### REQUIRED TASK:
Give the number of lines holding the string "public", and nothing else.

### DATASET RECORDS:
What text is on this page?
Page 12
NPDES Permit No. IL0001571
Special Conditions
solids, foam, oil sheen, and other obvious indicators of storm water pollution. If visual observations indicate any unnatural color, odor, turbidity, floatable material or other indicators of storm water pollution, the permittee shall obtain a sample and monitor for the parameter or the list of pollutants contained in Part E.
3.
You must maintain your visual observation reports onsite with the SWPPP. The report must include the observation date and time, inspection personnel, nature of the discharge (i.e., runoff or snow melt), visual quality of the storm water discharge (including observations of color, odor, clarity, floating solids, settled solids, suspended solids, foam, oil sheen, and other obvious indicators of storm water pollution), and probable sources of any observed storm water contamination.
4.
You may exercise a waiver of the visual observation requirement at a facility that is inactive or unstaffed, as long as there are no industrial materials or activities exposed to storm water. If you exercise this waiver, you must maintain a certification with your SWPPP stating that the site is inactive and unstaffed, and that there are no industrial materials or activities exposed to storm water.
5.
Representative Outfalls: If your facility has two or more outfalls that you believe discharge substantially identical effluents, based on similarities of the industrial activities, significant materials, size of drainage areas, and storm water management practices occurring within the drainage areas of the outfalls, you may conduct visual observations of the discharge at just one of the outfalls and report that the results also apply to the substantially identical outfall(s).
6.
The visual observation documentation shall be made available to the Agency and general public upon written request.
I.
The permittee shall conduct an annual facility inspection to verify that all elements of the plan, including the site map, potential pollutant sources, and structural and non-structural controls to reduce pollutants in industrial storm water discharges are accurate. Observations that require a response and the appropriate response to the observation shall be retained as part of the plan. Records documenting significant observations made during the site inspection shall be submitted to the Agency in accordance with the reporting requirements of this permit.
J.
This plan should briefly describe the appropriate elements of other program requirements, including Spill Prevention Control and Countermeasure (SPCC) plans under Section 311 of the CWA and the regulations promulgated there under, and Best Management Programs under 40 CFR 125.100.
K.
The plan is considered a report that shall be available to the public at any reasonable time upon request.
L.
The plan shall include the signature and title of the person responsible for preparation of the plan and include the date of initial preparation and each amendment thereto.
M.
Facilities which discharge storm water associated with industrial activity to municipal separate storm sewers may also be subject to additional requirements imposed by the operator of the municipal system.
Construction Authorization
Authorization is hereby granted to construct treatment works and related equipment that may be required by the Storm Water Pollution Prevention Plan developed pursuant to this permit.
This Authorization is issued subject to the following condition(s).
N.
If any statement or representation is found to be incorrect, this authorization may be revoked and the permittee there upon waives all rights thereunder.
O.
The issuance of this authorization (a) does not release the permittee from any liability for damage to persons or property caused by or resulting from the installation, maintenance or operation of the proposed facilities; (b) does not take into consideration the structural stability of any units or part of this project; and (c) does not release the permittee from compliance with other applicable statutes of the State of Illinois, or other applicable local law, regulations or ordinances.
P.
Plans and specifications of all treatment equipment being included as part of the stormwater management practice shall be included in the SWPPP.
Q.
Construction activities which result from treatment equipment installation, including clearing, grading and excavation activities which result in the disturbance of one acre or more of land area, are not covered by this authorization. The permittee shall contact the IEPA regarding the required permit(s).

### EXERCISE OUTPUT:
2